» **Goal**: The records that follow are to be repeated exactly, with the pictures removed.

**** Data lines

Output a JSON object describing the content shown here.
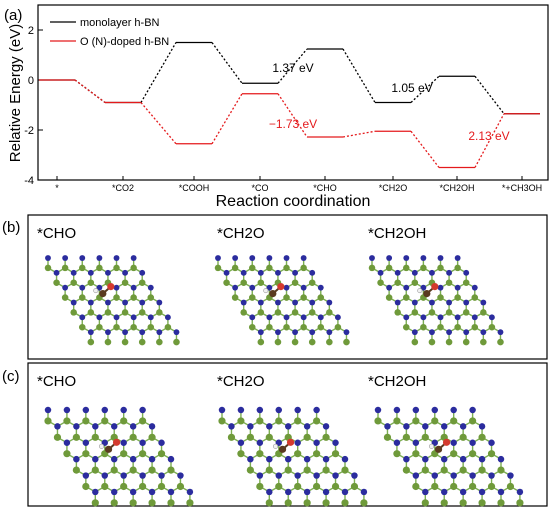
{
  "chart_data": {
    "type": "line",
    "panel_label": "(a)",
    "xlabel": "Reaction coordination",
    "ylabel": "Relative Energy (eV)",
    "categories": [
      "*",
      "*CO2",
      "*COOH",
      "*CO",
      "*CHO",
      "*CH2O",
      "*CH2OH",
      "*+CH3OH"
    ],
    "ylim": [
      -4,
      3
    ],
    "yticks": [
      -4,
      -2,
      0,
      2
    ],
    "legend_position": "top-left",
    "grid": false,
    "series": [
      {
        "name": "monolayer h-BN",
        "color": "#000000",
        "values": [
          0,
          -0.9,
          1.5,
          -0.13,
          1.24,
          -0.9,
          0.15,
          -1.35
        ]
      },
      {
        "name": "O (N)-doped h-BN",
        "color": "#e41a1c",
        "values": [
          0,
          -0.9,
          -2.55,
          -0.55,
          -2.28,
          -2.05,
          -3.5,
          -1.35
        ]
      }
    ],
    "annotations": [
      {
        "text": "1.37 eV",
        "color": "#000000"
      },
      {
        "text": "−1.73 eV",
        "color": "#e41a1c"
      },
      {
        "text": "1.05 eV",
        "color": "#000000"
      },
      {
        "text": "2.13 eV",
        "color": "#e41a1c"
      }
    ]
  },
  "structure_panels": [
    {
      "label": "(b)",
      "titles": [
        "*CHO",
        "*CH2O",
        "*CH2OH"
      ]
    },
    {
      "label": "(c)",
      "titles": [
        "*CHO",
        "*CH2O",
        "*CH2OH"
      ]
    }
  ],
  "colors": {
    "boron": "#6f9a3a",
    "nitrogen": "#2b2c9e",
    "bond": "#7cae52",
    "carbon": "#5a3a20",
    "oxygen": "#d43b2e",
    "hydrogen": "#f2f2f2"
  }
}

********

» **Written reply**:
Output a JSON object describing the content shown here.
{
  "chart_data": {
    "type": "line",
    "panel_label": "(a)",
    "xlabel": "Reaction coordination",
    "ylabel": "Relative Energy (eV)",
    "categories": [
      "*",
      "*CO2",
      "*COOH",
      "*CO",
      "*CHO",
      "*CH2O",
      "*CH2OH",
      "*+CH3OH"
    ],
    "ylim": [
      -4,
      3
    ],
    "yticks": [
      -4,
      -2,
      0,
      2
    ],
    "legend_position": "top-left",
    "grid": false,
    "series": [
      {
        "name": "monolayer h-BN",
        "color": "#000000",
        "values": [
          0,
          -0.9,
          1.5,
          -0.13,
          1.24,
          -0.9,
          0.15,
          -1.35
        ]
      },
      {
        "name": "O (N)-doped h-BN",
        "color": "#e41a1c",
        "values": [
          0,
          -0.9,
          -2.55,
          -0.55,
          -2.28,
          -2.05,
          -3.5,
          -1.35
        ]
      }
    ],
    "annotations": [
      {
        "text": "1.37 eV",
        "color": "#000000"
      },
      {
        "text": "−1.73 eV",
        "color": "#e41a1c"
      },
      {
        "text": "1.05 eV",
        "color": "#000000"
      },
      {
        "text": "2.13 eV",
        "color": "#e41a1c"
      }
    ]
  },
  "structure_panels": [
    {
      "label": "(b)",
      "titles": [
        "*CHO",
        "*CH2O",
        "*CH2OH"
      ]
    },
    {
      "label": "(c)",
      "titles": [
        "*CHO",
        "*CH2O",
        "*CH2OH"
      ]
    }
  ],
  "colors": {
    "boron": "#6f9a3a",
    "nitrogen": "#2b2c9e",
    "bond": "#7cae52",
    "carbon": "#5a3a20",
    "oxygen": "#d43b2e",
    "hydrogen": "#f2f2f2"
  }
}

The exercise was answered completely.